WRITTEN REQUEST ->
Turn the entries below into a numbered list, starting from their first line and ending with the line that contains "month-select-value: May [155, 181, 195, 204]", including that line. Leave out blank lines.

ENTRIES SHOWN ->
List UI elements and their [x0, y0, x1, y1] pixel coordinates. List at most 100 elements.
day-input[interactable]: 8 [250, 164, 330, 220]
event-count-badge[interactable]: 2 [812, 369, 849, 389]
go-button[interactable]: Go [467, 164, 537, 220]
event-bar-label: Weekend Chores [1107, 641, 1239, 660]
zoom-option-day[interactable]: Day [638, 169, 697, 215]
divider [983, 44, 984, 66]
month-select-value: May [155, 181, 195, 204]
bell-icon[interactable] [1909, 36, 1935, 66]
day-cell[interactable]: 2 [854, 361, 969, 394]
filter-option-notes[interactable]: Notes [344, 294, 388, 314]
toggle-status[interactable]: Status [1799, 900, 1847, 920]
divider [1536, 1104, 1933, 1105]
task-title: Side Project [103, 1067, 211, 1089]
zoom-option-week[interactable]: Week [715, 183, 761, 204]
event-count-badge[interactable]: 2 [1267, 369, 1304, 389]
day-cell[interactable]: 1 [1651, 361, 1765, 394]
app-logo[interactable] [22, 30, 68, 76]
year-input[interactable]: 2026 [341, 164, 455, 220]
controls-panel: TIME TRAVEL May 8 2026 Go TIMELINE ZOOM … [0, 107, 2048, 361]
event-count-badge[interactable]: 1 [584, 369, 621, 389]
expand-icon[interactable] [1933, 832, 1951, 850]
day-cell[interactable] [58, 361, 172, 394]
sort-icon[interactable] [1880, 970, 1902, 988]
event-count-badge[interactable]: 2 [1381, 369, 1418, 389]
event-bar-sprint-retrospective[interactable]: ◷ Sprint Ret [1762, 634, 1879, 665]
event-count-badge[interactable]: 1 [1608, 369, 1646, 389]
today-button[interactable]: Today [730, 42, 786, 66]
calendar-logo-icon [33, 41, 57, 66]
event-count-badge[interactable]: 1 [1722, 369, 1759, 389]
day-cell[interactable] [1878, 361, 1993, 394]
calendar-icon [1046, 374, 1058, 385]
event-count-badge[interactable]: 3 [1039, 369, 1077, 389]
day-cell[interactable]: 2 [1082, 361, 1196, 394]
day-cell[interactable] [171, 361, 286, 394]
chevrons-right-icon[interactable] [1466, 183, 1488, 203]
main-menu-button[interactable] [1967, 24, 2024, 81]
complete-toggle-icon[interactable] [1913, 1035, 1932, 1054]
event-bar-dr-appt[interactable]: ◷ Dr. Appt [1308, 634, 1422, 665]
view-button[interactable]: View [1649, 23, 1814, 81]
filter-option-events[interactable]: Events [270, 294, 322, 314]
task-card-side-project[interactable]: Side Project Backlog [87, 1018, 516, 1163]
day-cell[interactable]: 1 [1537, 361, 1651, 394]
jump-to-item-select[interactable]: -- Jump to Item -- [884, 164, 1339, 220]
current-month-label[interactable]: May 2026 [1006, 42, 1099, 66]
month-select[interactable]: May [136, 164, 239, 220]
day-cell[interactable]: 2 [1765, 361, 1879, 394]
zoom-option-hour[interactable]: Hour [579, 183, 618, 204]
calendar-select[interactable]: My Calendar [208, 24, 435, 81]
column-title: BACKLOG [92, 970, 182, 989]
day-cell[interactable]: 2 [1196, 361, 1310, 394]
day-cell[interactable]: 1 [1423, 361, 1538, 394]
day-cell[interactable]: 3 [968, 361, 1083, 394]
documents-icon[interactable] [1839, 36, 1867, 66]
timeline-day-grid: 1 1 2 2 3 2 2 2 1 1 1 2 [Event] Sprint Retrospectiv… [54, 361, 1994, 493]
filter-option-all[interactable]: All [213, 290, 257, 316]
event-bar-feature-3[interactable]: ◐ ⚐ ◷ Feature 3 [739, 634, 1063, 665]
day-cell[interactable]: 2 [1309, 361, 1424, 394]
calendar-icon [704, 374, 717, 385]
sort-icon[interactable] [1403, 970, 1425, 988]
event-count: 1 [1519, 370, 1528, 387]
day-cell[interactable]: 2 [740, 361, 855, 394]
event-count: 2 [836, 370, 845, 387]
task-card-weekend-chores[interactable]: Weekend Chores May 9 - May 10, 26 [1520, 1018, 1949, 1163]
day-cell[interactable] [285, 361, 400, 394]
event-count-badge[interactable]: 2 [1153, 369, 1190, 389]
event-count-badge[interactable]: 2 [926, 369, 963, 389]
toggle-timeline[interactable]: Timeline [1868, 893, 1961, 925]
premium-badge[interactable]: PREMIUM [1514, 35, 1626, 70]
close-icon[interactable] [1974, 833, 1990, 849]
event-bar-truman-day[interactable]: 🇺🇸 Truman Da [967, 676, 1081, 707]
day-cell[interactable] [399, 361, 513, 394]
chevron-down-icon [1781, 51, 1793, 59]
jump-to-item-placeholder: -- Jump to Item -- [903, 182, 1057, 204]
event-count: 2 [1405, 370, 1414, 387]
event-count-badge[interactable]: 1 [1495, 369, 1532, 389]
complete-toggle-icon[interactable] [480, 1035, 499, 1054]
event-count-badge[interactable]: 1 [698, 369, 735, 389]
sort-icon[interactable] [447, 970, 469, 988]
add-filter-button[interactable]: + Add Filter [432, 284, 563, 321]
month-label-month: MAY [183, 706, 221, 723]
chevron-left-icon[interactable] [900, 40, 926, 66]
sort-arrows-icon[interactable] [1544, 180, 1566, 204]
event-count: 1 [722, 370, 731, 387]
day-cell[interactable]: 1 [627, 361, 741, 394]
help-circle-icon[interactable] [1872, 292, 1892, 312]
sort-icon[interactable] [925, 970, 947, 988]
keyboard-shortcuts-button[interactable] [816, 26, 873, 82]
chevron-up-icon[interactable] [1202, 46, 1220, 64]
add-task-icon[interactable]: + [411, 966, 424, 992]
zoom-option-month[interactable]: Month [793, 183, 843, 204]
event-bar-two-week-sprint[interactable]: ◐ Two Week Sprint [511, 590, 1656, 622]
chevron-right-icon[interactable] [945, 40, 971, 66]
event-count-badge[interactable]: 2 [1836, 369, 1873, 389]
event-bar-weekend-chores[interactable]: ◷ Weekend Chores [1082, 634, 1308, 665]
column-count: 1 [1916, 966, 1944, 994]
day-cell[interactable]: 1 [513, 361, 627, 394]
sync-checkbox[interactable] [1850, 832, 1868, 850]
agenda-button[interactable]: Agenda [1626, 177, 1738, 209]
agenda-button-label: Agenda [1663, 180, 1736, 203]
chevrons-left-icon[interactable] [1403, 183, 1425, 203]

COMPLETE OUTPUT ->
1. List UI elements and their [x0, y0, x1, y1] pixel coordinates. List at most 100 elements.
2. day-input[interactable]: 8 [250, 164, 330, 220]
3. event-count-badge[interactable]: 2 [812, 369, 849, 389]
4. go-button[interactable]: Go [467, 164, 537, 220]
5. event-bar-label: Weekend Chores [1107, 641, 1239, 660]
6. zoom-option-day[interactable]: Day [638, 169, 697, 215]
7. divider [983, 44, 984, 66]
8. month-select-value: May [155, 181, 195, 204]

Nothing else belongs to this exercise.